▼

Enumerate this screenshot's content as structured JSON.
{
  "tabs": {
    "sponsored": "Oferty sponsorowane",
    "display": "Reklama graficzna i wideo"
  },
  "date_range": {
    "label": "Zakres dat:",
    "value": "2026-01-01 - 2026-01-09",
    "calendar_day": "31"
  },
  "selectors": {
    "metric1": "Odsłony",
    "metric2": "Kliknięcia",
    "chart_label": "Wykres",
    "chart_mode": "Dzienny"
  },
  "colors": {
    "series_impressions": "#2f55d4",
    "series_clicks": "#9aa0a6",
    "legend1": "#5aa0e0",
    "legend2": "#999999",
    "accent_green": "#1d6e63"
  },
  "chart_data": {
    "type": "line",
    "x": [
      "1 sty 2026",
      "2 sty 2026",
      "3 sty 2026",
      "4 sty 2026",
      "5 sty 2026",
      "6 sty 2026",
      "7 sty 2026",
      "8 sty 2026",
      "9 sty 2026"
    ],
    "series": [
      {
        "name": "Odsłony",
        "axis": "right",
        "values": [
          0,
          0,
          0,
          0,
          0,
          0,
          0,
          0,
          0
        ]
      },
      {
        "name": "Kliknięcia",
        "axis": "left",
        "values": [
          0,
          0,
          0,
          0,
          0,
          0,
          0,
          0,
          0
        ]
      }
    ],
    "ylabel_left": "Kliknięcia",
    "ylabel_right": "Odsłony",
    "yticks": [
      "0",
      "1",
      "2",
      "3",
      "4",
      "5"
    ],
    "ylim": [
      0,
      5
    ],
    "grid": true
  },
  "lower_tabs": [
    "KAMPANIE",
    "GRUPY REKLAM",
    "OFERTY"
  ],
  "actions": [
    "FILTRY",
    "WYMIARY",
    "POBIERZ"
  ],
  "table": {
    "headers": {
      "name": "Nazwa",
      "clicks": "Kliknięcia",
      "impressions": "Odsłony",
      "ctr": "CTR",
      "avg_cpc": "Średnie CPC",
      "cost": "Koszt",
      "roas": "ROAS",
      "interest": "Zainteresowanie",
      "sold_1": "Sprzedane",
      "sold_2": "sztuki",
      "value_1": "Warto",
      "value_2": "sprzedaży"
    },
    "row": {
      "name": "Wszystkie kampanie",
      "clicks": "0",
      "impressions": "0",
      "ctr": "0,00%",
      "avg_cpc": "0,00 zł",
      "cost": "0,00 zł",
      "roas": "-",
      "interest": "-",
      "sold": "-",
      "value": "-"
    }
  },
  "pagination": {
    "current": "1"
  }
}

▲

Reproduce the records above exactly.

Enumerate this screenshot's content as structured JSON.
{
  "tabs": {
    "sponsored": "Oferty sponsorowane",
    "display": "Reklama graficzna i wideo"
  },
  "date_range": {
    "label": "Zakres dat:",
    "value": "2026-01-01 - 2026-01-09",
    "calendar_day": "31"
  },
  "selectors": {
    "metric1": "Odsłony",
    "metric2": "Kliknięcia",
    "chart_label": "Wykres",
    "chart_mode": "Dzienny"
  },
  "colors": {
    "series_impressions": "#2f55d4",
    "series_clicks": "#9aa0a6",
    "legend1": "#5aa0e0",
    "legend2": "#999999",
    "accent_green": "#1d6e63"
  },
  "chart_data": {
    "type": "line",
    "x": [
      "1 sty 2026",
      "2 sty 2026",
      "3 sty 2026",
      "4 sty 2026",
      "5 sty 2026",
      "6 sty 2026",
      "7 sty 2026",
      "8 sty 2026",
      "9 sty 2026"
    ],
    "series": [
      {
        "name": "Odsłony",
        "axis": "right",
        "values": [
          0,
          0,
          0,
          0,
          0,
          0,
          0,
          0,
          0
        ]
      },
      {
        "name": "Kliknięcia",
        "axis": "left",
        "values": [
          0,
          0,
          0,
          0,
          0,
          0,
          0,
          0,
          0
        ]
      }
    ],
    "ylabel_left": "Kliknięcia",
    "ylabel_right": "Odsłony",
    "yticks": [
      "0",
      "1",
      "2",
      "3",
      "4",
      "5"
    ],
    "ylim": [
      0,
      5
    ],
    "grid": true
  },
  "lower_tabs": [
    "KAMPANIE",
    "GRUPY REKLAM",
    "OFERTY"
  ],
  "actions": [
    "FILTRY",
    "WYMIARY",
    "POBIERZ"
  ],
  "table": {
    "headers": {
      "name": "Nazwa",
      "clicks": "Kliknięcia",
      "impressions": "Odsłony",
      "ctr": "CTR",
      "avg_cpc": "Średnie CPC",
      "cost": "Koszt",
      "roas": "ROAS",
      "interest": "Zainteresowanie",
      "sold_1": "Sprzedane",
      "sold_2": "sztuki",
      "value_1": "Warto",
      "value_2": "sprzedaży"
    },
    "row": {
      "name": "Wszystkie kampanie",
      "clicks": "0",
      "impressions": "0",
      "ctr": "0,00%",
      "avg_cpc": "0,00 zł",
      "cost": "0,00 zł",
      "roas": "-",
      "interest": "-",
      "sold": "-",
      "value": "-"
    }
  },
  "pagination": {
    "current": "1"
  }
}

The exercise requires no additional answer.